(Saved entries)
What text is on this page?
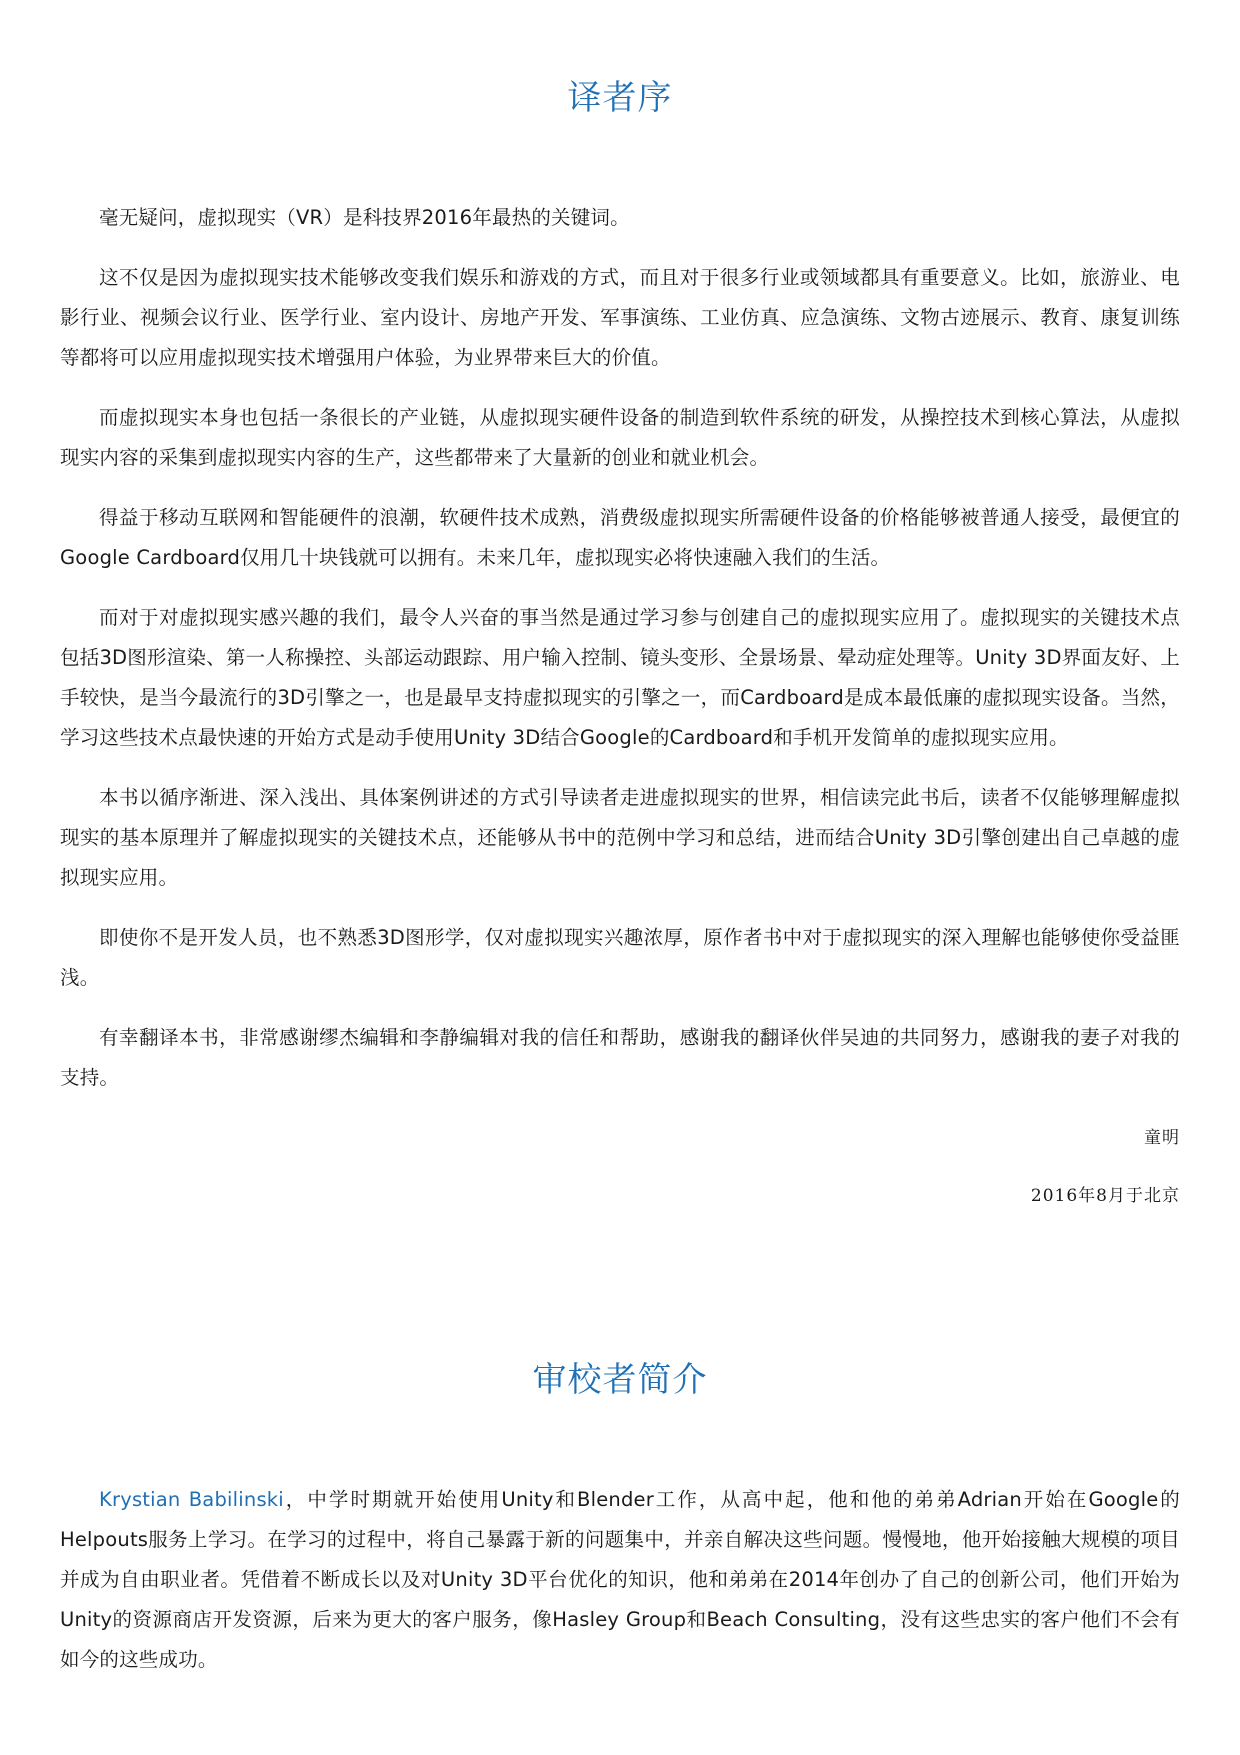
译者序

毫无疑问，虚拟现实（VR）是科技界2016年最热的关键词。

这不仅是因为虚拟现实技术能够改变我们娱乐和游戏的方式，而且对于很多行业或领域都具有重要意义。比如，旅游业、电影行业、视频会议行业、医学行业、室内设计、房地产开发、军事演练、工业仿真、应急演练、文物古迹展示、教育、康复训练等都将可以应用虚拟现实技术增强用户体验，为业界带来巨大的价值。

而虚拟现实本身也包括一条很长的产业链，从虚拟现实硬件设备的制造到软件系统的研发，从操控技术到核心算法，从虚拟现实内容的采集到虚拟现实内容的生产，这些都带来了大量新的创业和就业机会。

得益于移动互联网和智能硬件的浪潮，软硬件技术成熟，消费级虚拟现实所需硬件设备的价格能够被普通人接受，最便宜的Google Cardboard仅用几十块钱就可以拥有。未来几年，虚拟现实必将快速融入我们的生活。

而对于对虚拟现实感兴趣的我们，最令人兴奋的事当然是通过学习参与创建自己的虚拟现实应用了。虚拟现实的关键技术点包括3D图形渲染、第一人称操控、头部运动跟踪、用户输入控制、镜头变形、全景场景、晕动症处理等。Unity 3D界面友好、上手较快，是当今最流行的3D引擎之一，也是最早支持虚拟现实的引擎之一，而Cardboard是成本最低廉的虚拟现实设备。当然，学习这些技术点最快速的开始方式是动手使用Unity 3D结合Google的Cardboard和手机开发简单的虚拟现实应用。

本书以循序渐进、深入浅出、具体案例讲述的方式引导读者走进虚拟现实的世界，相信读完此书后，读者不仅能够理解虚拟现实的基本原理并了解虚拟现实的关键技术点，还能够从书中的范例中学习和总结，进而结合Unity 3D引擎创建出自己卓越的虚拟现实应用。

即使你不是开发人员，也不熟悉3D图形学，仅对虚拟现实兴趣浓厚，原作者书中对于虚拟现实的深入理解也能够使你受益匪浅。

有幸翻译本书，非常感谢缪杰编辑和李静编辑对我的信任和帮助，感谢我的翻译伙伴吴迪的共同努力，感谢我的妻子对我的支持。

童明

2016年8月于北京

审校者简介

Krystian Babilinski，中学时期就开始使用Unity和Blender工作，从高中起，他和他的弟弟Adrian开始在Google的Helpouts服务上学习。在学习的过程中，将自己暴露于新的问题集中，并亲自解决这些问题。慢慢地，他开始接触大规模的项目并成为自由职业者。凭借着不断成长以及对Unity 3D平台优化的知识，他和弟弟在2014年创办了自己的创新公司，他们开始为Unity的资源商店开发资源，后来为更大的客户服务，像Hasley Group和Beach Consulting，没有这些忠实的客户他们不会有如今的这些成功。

> **Instructions to follow**:
Copy everything in the records above except the pictures, exactly as written.

> **Problem solution**:
What text is on this page?
译者序

毫无疑问，虚拟现实（VR）是科技界2016年最热的关键词。

这不仅是因为虚拟现实技术能够改变我们娱乐和游戏的方式，而且对于很多行业或领域都具有重要意义。比如，旅游业、电影行业、视频会议行业、医学行业、室内设计、房地产开发、军事演练、工业仿真、应急演练、文物古迹展示、教育、康复训练等都将可以应用虚拟现实技术增强用户体验，为业界带来巨大的价值。

而虚拟现实本身也包括一条很长的产业链，从虚拟现实硬件设备的制造到软件系统的研发，从操控技术到核心算法，从虚拟现实内容的采集到虚拟现实内容的生产，这些都带来了大量新的创业和就业机会。

得益于移动互联网和智能硬件的浪潮，软硬件技术成熟，消费级虚拟现实所需硬件设备的价格能够被普通人接受，最便宜的Google Cardboard仅用几十块钱就可以拥有。未来几年，虚拟现实必将快速融入我们的生活。

而对于对虚拟现实感兴趣的我们，最令人兴奋的事当然是通过学习参与创建自己的虚拟现实应用了。虚拟现实的关键技术点包括3D图形渲染、第一人称操控、头部运动跟踪、用户输入控制、镜头变形、全景场景、晕动症处理等。Unity 3D界面友好、上手较快，是当今最流行的3D引擎之一，也是最早支持虚拟现实的引擎之一，而Cardboard是成本最低廉的虚拟现实设备。当然，学习这些技术点最快速的开始方式是动手使用Unity 3D结合Google的Cardboard和手机开发简单的虚拟现实应用。

本书以循序渐进、深入浅出、具体案例讲述的方式引导读者走进虚拟现实的世界，相信读完此书后，读者不仅能够理解虚拟现实的基本原理并了解虚拟现实的关键技术点，还能够从书中的范例中学习和总结，进而结合Unity 3D引擎创建出自己卓越的虚拟现实应用。

即使你不是开发人员，也不熟悉3D图形学，仅对虚拟现实兴趣浓厚，原作者书中对于虚拟现实的深入理解也能够使你受益匪浅。

有幸翻译本书，非常感谢缪杰编辑和李静编辑对我的信任和帮助，感谢我的翻译伙伴吴迪的共同努力，感谢我的妻子对我的支持。

童明

2016年8月于北京

审校者简介

Krystian Babilinski，中学时期就开始使用Unity和Blender工作，从高中起，他和他的弟弟Adrian开始在Google的Helpouts服务上学习。在学习的过程中，将自己暴露于新的问题集中，并亲自解决这些问题。慢慢地，他开始接触大规模的项目并成为自由职业者。凭借着不断成长以及对Unity 3D平台优化的知识，他和弟弟在2014年创办了自己的创新公司，他们开始为Unity的资源商店开发资源，后来为更大的客户服务，像Hasley Group和Beach Consulting，没有这些忠实的客户他们不会有如今的这些成功。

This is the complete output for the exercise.